**DATASET CONTENT**

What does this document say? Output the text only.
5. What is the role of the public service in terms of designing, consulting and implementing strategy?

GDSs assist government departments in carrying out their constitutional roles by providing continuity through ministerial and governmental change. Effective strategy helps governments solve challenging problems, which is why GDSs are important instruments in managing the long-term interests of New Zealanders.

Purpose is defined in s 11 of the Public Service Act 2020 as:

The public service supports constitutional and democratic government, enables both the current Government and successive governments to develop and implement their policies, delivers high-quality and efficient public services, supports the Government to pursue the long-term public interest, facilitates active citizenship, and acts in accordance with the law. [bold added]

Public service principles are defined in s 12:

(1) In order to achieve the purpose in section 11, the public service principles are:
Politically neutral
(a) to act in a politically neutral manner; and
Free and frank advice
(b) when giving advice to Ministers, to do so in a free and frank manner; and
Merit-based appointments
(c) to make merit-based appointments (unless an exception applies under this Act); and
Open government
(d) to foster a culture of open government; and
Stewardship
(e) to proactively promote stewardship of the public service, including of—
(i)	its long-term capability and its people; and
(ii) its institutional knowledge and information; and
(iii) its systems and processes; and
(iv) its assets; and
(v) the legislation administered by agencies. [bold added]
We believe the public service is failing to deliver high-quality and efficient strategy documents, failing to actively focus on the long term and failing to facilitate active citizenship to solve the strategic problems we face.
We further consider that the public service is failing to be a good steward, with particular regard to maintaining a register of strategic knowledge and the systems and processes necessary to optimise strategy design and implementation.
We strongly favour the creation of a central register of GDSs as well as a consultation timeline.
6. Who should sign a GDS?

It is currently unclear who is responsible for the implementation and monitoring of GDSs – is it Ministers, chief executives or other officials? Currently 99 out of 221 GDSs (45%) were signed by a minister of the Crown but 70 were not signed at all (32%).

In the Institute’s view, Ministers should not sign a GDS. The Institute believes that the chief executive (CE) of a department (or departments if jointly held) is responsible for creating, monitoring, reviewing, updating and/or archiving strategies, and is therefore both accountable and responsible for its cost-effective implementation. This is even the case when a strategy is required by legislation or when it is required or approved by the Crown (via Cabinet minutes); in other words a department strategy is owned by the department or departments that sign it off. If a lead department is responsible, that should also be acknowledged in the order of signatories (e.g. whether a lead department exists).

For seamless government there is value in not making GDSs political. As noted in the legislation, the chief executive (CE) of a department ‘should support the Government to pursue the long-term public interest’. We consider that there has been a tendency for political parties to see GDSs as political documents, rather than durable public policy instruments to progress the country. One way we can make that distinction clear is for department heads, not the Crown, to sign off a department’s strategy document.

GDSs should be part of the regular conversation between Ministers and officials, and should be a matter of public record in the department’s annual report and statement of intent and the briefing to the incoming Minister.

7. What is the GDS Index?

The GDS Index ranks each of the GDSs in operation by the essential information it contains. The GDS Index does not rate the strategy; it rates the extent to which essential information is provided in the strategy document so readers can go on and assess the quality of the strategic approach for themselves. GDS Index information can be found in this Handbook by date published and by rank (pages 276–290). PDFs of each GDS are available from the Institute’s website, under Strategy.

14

**REQUIREMENTS**
Print every line of the records exactly. Omit nothing.

**EXPECTED OUTPUT**
What does this document say? Output the text only.
5. What is the role of the public service in terms of designing, consulting and implementing strategy?

GDSs assist government departments in carrying out their constitutional roles by providing continuity through ministerial and governmental change. Effective strategy helps governments solve challenging problems, which is why GDSs are important instruments in managing the long-term interests of New Zealanders.

Purpose is defined in s 11 of the Public Service Act 2020 as:

The public service supports constitutional and democratic government, enables both the current Government and successive governments to develop and implement their policies, delivers high-quality and efficient public services, supports the Government to pursue the long-term public interest, facilitates active citizenship, and acts in accordance with the law. [bold added]

Public service principles are defined in s 12:

(1) In order to achieve the purpose in section 11, the public service principles are:
Politically neutral
(a) to act in a politically neutral manner; and
Free and frank advice
(b) when giving advice to Ministers, to do so in a free and frank manner; and
Merit-based appointments
(c) to make merit-based appointments (unless an exception applies under this Act); and
Open government
(d) to foster a culture of open government; and
Stewardship
(e) to proactively promote stewardship of the public service, including of—
(i)	its long-term capability and its people; and
(ii) its institutional knowledge and information; and
(iii) its systems and processes; and
(iv) its assets; and
(v) the legislation administered by agencies. [bold added]
We believe the public service is failing to deliver high-quality and efficient strategy documents, failing to actively focus on the long term and failing to facilitate active citizenship to solve the strategic problems we face.
We further consider that the public service is failing to be a good steward, with particular regard to maintaining a register of strategic knowledge and the systems and processes necessary to optimise strategy design and implementation.
We strongly favour the creation of a central register of GDSs as well as a consultation timeline.
6. Who should sign a GDS?

It is currently unclear who is responsible for the implementation and monitoring of GDSs – is it Ministers, chief executives or other officials? Currently 99 out of 221 GDSs (45%) were signed by a minister of the Crown but 70 were not signed at all (32%).

In the Institute’s view, Ministers should not sign a GDS. The Institute believes that the chief executive (CE) of a department (or departments if jointly held) is responsible for creating, monitoring, reviewing, updating and/or archiving strategies, and is therefore both accountable and responsible for its cost-effective implementation. This is even the case when a strategy is required by legislation or when it is required or approved by the Crown (via Cabinet minutes); in other words a department strategy is owned by the department or departments that sign it off. If a lead department is responsible, that should also be acknowledged in the order of signatories (e.g. whether a lead department exists).

For seamless government there is value in not making GDSs political. As noted in the legislation, the chief executive (CE) of a department ‘should support the Government to pursue the long-term public interest’. We consider that there has been a tendency for political parties to see GDSs as political documents, rather than durable public policy instruments to progress the country. One way we can make that distinction clear is for department heads, not the Crown, to sign off a department’s strategy document.

GDSs should be part of the regular conversation between Ministers and officials, and should be a matter of public record in the department’s annual report and statement of intent and the briefing to the incoming Minister.

7. What is the GDS Index?

The GDS Index ranks each of the GDSs in operation by the essential information it contains. The GDS Index does not rate the strategy; it rates the extent to which essential information is provided in the strategy document so readers can go on and assess the quality of the strategic approach for themselves. GDS Index information can be found in this Handbook by date published and by rank (pages 276–290). PDFs of each GDS are available from the Institute’s website, under Strategy.

14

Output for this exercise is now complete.